Stored items:
+ + +

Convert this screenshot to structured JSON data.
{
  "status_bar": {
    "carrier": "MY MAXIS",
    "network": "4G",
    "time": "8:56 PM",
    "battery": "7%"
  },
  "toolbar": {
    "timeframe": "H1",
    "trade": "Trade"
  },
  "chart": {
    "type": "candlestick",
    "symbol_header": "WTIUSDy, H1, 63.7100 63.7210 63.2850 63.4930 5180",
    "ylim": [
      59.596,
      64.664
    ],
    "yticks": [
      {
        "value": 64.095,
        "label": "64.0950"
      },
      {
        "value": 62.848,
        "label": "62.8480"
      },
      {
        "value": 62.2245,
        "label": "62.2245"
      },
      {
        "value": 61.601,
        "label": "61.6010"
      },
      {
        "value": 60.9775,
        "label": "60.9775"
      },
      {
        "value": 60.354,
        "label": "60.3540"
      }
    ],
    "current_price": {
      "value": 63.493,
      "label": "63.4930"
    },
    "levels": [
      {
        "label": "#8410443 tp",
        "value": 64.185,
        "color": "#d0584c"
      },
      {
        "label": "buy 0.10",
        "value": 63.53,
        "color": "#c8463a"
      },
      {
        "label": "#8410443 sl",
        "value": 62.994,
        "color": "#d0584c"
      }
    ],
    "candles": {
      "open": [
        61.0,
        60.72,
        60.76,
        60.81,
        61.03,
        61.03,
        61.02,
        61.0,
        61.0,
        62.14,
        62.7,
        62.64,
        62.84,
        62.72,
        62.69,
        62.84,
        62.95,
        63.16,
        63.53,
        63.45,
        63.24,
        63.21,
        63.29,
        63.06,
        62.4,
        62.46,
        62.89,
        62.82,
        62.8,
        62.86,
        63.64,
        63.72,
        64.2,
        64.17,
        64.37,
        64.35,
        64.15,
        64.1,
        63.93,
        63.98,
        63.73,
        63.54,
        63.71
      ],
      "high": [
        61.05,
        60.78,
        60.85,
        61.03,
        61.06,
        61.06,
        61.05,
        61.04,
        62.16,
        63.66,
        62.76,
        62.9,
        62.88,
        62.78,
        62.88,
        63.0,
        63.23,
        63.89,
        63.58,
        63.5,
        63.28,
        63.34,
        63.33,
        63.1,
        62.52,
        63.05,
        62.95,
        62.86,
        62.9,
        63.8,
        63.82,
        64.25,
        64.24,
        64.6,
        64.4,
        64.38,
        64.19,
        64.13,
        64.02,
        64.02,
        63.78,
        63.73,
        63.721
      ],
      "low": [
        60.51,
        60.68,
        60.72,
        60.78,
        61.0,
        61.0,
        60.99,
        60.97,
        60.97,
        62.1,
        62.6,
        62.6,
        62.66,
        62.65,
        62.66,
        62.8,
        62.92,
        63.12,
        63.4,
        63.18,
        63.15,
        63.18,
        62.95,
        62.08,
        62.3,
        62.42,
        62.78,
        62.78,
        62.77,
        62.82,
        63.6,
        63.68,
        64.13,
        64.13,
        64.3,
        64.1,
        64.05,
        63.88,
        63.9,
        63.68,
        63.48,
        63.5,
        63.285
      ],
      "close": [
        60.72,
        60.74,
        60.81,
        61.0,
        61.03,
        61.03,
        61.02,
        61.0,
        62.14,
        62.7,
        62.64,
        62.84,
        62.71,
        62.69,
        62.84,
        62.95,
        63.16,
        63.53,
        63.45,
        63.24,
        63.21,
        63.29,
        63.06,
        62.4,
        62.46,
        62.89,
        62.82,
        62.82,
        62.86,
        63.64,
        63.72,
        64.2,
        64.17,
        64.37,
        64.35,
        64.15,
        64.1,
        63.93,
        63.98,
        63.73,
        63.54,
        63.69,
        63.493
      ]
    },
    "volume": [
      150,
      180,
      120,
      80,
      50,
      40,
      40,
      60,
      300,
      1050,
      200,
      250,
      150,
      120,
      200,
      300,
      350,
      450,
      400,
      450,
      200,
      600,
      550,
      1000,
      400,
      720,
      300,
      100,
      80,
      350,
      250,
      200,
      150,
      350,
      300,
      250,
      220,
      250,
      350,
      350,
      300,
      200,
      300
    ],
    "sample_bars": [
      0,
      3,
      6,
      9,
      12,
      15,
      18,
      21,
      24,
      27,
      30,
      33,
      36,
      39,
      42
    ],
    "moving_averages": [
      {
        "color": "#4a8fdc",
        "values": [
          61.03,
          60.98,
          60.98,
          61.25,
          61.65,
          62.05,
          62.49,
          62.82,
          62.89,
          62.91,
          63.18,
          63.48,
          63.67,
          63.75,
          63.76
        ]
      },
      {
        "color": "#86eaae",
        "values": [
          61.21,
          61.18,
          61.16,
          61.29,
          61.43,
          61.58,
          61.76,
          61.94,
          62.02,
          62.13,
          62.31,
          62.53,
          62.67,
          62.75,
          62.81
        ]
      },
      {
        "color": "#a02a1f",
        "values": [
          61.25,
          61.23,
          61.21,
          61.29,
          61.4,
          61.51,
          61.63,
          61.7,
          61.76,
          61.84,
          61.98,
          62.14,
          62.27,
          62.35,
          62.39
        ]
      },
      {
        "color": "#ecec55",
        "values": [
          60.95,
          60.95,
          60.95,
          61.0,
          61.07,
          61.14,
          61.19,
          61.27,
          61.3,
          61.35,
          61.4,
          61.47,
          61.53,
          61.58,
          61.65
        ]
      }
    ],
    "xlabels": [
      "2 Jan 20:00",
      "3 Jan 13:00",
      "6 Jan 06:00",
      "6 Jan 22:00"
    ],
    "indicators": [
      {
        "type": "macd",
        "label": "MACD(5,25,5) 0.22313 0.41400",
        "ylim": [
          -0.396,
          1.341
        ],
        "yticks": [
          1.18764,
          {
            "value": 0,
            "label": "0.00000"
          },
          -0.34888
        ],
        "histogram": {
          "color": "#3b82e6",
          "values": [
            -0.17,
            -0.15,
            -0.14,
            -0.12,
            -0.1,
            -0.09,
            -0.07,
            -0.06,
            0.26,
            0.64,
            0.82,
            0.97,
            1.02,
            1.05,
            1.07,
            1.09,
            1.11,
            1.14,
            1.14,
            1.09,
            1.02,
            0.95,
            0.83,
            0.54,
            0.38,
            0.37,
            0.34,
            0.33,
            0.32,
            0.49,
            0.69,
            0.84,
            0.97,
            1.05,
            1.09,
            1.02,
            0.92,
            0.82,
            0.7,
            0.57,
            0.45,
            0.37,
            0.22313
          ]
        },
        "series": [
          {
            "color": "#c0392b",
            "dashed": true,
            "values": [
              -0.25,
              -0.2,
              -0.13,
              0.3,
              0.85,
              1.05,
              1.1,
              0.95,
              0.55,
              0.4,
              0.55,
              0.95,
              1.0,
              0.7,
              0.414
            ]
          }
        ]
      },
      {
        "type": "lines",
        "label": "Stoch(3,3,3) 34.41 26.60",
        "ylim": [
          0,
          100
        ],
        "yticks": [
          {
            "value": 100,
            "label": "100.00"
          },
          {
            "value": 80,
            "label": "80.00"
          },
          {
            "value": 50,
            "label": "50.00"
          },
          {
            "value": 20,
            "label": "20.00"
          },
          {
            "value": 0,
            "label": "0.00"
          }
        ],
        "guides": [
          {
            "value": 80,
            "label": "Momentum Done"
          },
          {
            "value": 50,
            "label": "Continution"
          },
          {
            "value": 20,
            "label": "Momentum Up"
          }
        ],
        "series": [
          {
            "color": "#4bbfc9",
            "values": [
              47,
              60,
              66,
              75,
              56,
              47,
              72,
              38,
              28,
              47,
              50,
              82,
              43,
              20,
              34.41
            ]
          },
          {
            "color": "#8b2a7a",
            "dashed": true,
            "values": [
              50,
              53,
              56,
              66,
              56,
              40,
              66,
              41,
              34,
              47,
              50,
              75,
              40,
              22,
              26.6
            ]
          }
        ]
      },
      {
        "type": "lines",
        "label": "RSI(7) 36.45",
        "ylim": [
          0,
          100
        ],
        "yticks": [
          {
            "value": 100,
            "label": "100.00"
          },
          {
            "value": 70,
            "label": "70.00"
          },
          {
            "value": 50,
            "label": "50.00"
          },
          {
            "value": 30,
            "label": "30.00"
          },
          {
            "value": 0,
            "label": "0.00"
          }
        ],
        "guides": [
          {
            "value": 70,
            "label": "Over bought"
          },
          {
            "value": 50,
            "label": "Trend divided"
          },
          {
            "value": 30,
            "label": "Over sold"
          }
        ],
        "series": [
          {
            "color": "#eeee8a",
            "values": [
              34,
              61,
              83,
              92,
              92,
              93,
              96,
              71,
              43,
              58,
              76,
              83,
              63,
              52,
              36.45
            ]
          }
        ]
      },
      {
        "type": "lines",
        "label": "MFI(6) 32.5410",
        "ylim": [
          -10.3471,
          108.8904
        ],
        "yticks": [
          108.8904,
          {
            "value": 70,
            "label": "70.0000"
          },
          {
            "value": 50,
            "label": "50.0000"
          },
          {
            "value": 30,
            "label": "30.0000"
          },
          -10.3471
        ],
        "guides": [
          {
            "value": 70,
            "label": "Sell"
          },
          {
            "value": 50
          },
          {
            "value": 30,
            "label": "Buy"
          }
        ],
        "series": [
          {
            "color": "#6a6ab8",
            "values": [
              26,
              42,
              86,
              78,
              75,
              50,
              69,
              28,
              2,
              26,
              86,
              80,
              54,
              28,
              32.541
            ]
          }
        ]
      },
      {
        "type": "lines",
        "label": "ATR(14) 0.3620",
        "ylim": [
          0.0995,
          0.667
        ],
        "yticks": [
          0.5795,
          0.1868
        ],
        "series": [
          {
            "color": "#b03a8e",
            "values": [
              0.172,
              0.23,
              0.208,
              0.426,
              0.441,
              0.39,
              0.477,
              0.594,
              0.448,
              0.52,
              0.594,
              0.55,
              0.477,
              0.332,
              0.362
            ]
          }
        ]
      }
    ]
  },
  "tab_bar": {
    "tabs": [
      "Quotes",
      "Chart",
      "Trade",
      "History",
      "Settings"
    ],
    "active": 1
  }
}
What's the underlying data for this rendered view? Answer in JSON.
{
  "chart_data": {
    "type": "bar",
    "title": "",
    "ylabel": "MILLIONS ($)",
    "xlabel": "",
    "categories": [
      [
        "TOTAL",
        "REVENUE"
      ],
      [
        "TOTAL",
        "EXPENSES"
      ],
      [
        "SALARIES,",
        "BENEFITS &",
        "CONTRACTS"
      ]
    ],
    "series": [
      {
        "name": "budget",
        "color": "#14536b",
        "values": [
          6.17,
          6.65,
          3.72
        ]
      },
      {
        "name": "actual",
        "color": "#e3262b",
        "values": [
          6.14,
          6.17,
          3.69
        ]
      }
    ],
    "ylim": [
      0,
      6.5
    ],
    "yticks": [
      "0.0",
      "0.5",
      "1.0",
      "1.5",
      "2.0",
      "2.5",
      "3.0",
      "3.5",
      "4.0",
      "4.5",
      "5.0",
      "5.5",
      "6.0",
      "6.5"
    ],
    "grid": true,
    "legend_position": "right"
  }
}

+ + +

* Task requirements: Look back over the material above and state how many lines hold the word "this". Write the number and nothing else.

* The response: 2